Short problem
Locate the lines of the listing below that hold "David", then copy each of them.

Provided records
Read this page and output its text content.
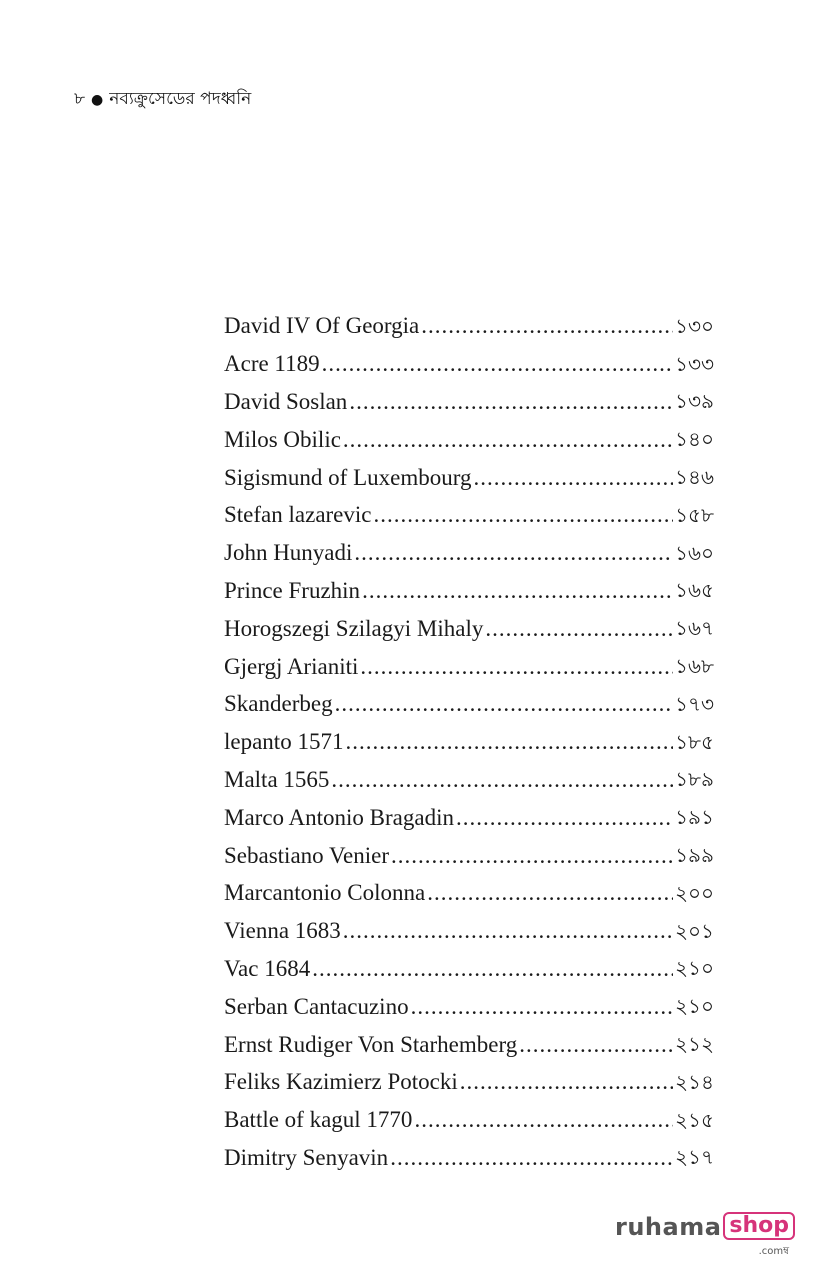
৮ ● নব্যক্রুসেডের পদধ্বনি
David IV Of Georgia .....	১৩০
Acre 1189 .....	১৩৩
David Soslan .....	১৩৯
Milos Obilic .....	১৪০
Sigismund of Luxembourg .....	১৪৬
Stefan lazarevic .....	১৫৮
John Hunyadi .....	১৬০
Prince Fruzhin .....	১৬৫
Horogszegi Szilagyi Mihaly .....	১৬৭
Gjergj Arianiti .....	১৬৮
Skanderbeg .....	১৭৩
lepanto 1571 .....	১৮৫
Malta 1565 .....	১৮৯
Marco Antonio Bragadin .....	১৯১
Sebastiano Venier .....	১৯৯
Marcantonio Colonna .....	২০০
Vienna 1683 .....	২০১
Vac 1684 .....	২১০
Serban Cantacuzino .....	২১০
Ernst Rudiger Von Starhemberg .....	২১২
Feliks Kazimierz Potocki .....	২১৪
Battle of kagul 1770 .....	২১৫
Dimitry Senyavin .....	২১৭
ruhama shop
.comম্ব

Written response
David IV Of Georgia .....	১৩০
David Soslan .....	১৩৯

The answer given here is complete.